● **What needs to be done**
List each line of the data that holds the string "breadcrumb".
BEGIN
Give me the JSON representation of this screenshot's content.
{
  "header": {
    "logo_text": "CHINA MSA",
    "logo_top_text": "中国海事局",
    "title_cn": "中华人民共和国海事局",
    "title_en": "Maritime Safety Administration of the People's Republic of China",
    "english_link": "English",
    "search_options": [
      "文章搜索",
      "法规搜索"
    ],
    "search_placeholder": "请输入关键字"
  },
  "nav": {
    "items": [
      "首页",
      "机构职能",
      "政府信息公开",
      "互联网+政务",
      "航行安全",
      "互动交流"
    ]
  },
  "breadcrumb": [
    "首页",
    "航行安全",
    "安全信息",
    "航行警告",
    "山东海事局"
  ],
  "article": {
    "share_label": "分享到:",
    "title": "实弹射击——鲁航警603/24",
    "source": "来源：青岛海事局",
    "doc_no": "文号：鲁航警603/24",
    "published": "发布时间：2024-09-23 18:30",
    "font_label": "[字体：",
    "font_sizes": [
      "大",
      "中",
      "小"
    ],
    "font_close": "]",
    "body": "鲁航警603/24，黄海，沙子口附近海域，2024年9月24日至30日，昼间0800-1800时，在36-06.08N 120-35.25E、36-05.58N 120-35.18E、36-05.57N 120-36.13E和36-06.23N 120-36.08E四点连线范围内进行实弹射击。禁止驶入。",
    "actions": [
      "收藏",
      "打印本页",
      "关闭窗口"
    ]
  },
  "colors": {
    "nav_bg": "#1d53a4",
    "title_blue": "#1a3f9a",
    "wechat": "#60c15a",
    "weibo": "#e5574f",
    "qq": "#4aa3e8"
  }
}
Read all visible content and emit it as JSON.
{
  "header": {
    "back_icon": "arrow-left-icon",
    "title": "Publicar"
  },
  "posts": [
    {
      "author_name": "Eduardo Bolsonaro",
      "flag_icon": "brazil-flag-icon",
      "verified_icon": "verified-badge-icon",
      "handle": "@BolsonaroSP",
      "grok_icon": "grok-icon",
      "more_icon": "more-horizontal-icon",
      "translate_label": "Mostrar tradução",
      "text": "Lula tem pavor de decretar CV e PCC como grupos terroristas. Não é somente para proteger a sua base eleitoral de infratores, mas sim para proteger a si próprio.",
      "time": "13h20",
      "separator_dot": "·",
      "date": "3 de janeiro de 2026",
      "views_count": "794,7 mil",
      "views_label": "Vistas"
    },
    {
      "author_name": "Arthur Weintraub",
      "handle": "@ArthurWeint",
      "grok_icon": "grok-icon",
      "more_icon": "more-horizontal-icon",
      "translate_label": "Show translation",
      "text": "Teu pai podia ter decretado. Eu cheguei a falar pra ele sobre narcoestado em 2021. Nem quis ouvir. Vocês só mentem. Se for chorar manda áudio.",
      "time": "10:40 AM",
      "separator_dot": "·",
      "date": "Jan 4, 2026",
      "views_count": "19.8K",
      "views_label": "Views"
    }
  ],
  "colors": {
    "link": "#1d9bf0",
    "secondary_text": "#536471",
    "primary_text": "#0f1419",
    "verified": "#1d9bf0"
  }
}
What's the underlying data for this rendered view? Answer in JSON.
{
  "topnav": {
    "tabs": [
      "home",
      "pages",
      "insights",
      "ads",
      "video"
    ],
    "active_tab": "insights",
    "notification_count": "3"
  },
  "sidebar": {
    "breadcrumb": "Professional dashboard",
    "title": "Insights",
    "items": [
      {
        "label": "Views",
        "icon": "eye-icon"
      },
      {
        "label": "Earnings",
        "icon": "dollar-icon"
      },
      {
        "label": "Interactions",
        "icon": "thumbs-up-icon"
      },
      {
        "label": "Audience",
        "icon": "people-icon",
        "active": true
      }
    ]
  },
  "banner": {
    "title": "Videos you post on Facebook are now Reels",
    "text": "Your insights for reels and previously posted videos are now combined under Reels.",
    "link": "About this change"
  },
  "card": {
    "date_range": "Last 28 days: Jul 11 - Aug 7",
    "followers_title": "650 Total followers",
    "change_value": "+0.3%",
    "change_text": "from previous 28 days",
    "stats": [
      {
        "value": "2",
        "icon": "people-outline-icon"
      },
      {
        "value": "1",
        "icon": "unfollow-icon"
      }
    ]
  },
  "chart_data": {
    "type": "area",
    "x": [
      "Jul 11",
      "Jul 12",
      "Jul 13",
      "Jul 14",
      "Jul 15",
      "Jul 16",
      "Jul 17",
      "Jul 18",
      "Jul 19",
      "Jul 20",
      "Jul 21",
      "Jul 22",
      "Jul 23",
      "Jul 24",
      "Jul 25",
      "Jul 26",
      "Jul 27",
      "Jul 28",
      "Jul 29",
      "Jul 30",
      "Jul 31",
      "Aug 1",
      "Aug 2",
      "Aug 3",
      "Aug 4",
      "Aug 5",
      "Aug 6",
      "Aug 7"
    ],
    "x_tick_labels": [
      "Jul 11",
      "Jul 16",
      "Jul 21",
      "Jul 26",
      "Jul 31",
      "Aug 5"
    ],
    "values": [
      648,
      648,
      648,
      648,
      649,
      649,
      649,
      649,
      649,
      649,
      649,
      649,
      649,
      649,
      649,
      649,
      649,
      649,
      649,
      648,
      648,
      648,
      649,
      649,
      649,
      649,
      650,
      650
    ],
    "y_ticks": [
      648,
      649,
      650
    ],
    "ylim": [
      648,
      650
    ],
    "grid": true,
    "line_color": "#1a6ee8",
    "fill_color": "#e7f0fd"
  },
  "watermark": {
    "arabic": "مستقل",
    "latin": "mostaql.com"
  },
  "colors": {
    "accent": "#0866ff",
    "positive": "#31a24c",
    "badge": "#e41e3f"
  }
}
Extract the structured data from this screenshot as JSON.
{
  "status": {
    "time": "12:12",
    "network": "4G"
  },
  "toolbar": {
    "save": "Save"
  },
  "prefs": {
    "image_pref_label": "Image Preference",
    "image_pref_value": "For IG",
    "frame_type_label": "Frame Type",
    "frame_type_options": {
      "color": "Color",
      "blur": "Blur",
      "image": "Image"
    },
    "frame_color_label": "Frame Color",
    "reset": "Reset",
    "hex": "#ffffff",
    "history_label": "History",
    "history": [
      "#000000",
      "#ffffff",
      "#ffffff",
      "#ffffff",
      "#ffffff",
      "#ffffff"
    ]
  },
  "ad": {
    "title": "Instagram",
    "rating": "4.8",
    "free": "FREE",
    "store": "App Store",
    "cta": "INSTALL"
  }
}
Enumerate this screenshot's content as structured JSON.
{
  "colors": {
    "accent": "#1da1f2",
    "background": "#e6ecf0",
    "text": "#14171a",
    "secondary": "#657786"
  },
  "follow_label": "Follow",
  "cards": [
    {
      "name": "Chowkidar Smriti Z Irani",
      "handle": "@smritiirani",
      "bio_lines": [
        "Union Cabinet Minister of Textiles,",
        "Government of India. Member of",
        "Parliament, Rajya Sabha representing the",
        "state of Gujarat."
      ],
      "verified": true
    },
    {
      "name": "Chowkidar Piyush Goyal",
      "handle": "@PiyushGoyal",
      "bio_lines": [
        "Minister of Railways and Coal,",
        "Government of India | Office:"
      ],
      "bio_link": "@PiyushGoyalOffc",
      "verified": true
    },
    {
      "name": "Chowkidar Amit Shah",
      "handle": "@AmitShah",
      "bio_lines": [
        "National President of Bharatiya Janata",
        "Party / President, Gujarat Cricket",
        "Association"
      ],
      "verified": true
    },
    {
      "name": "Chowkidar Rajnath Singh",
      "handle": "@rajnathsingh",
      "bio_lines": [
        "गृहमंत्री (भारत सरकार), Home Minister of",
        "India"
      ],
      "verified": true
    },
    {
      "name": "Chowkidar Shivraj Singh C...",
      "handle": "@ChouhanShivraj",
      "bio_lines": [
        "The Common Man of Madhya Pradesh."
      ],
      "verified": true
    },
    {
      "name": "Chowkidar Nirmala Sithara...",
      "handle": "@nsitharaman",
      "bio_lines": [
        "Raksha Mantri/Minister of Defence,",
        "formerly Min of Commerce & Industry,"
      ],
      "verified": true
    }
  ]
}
END
● **The answer**
  "breadcrumb": [
    "breadcrumb": "Professional dashboard",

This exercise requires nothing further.